Instructions for the task:
In the records that follow, show each line where the word "formatting" is present.

Records to use:
§

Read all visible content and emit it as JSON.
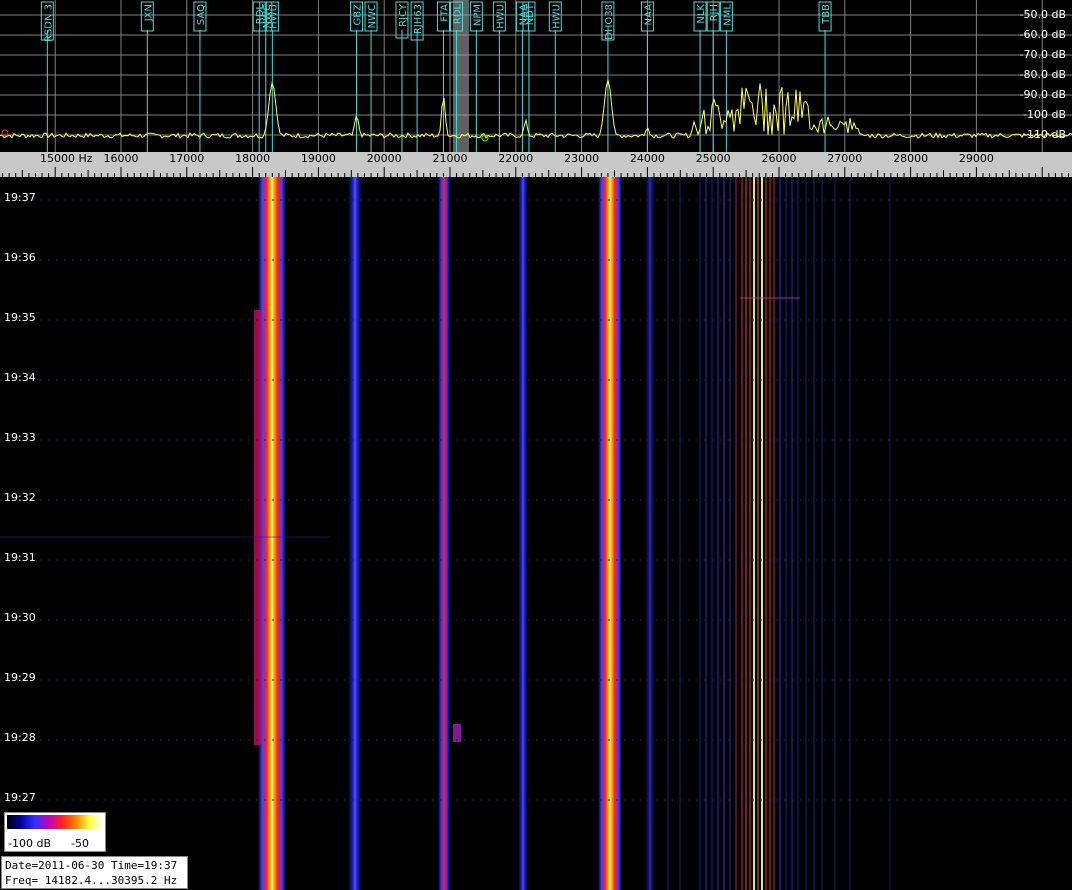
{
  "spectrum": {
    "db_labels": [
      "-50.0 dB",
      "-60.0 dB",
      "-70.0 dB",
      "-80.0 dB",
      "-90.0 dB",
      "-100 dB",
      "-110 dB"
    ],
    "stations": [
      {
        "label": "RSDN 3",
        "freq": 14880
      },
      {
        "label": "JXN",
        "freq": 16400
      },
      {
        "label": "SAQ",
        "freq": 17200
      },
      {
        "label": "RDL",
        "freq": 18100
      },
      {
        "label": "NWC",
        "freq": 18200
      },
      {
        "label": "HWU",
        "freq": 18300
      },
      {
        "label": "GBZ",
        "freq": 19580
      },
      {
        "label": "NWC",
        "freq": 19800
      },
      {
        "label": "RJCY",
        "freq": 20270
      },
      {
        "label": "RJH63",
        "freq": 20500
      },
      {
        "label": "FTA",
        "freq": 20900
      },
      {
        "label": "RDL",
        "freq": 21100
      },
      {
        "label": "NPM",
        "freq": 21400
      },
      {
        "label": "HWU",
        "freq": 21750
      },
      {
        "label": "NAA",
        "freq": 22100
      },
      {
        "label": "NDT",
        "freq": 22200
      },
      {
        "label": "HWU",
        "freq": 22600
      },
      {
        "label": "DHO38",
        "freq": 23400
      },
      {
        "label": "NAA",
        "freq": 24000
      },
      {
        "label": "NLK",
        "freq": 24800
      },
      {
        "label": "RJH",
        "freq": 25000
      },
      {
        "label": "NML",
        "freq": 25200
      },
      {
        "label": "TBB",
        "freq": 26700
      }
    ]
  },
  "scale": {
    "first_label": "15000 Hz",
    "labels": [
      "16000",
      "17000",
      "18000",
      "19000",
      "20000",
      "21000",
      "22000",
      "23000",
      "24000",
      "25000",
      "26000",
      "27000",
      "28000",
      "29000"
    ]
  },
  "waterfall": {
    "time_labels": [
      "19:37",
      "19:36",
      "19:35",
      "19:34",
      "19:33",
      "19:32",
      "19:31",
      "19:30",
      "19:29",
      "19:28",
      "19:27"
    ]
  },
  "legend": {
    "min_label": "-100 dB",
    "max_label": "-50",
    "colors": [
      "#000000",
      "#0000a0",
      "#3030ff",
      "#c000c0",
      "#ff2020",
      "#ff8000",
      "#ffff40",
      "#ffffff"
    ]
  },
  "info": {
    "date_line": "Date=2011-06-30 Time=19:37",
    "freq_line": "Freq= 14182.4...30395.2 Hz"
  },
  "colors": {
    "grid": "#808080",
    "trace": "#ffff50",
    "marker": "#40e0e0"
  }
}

§

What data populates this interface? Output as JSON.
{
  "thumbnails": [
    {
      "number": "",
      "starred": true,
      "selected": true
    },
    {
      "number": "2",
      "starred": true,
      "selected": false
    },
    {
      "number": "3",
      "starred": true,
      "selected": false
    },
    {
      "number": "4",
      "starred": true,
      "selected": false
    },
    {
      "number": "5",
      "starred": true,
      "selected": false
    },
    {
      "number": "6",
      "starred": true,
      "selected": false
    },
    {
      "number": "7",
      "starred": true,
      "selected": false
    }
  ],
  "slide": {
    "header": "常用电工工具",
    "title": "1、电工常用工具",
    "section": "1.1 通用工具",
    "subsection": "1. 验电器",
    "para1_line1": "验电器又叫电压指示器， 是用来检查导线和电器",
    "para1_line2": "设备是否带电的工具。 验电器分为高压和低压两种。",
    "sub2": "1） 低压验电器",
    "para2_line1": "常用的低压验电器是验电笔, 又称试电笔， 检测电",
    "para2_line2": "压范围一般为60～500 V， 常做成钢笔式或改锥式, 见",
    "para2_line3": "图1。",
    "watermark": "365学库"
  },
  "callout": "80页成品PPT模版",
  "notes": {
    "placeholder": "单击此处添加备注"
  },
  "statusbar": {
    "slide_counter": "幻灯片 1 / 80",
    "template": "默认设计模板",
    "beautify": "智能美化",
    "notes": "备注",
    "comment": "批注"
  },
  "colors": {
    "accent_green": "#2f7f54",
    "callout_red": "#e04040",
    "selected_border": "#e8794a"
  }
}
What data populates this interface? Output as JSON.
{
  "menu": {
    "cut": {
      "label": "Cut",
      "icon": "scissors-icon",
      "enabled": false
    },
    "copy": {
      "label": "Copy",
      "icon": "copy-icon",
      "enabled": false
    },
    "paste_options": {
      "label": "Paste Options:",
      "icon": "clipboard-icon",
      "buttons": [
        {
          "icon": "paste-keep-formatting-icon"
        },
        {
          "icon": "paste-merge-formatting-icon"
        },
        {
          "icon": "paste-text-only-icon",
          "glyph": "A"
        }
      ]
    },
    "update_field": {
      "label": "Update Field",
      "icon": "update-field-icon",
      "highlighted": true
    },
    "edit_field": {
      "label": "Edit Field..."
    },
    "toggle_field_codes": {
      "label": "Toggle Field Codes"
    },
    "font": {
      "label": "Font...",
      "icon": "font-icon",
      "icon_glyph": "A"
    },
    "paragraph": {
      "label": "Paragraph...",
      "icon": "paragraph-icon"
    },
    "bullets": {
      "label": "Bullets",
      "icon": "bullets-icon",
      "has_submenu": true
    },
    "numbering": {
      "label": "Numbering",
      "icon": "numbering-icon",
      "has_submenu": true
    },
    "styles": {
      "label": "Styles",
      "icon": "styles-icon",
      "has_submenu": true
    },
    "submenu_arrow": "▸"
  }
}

§

Written answer:
          "icon": "paste-keep-formatting-icon"
          "icon": "paste-merge-formatting-icon"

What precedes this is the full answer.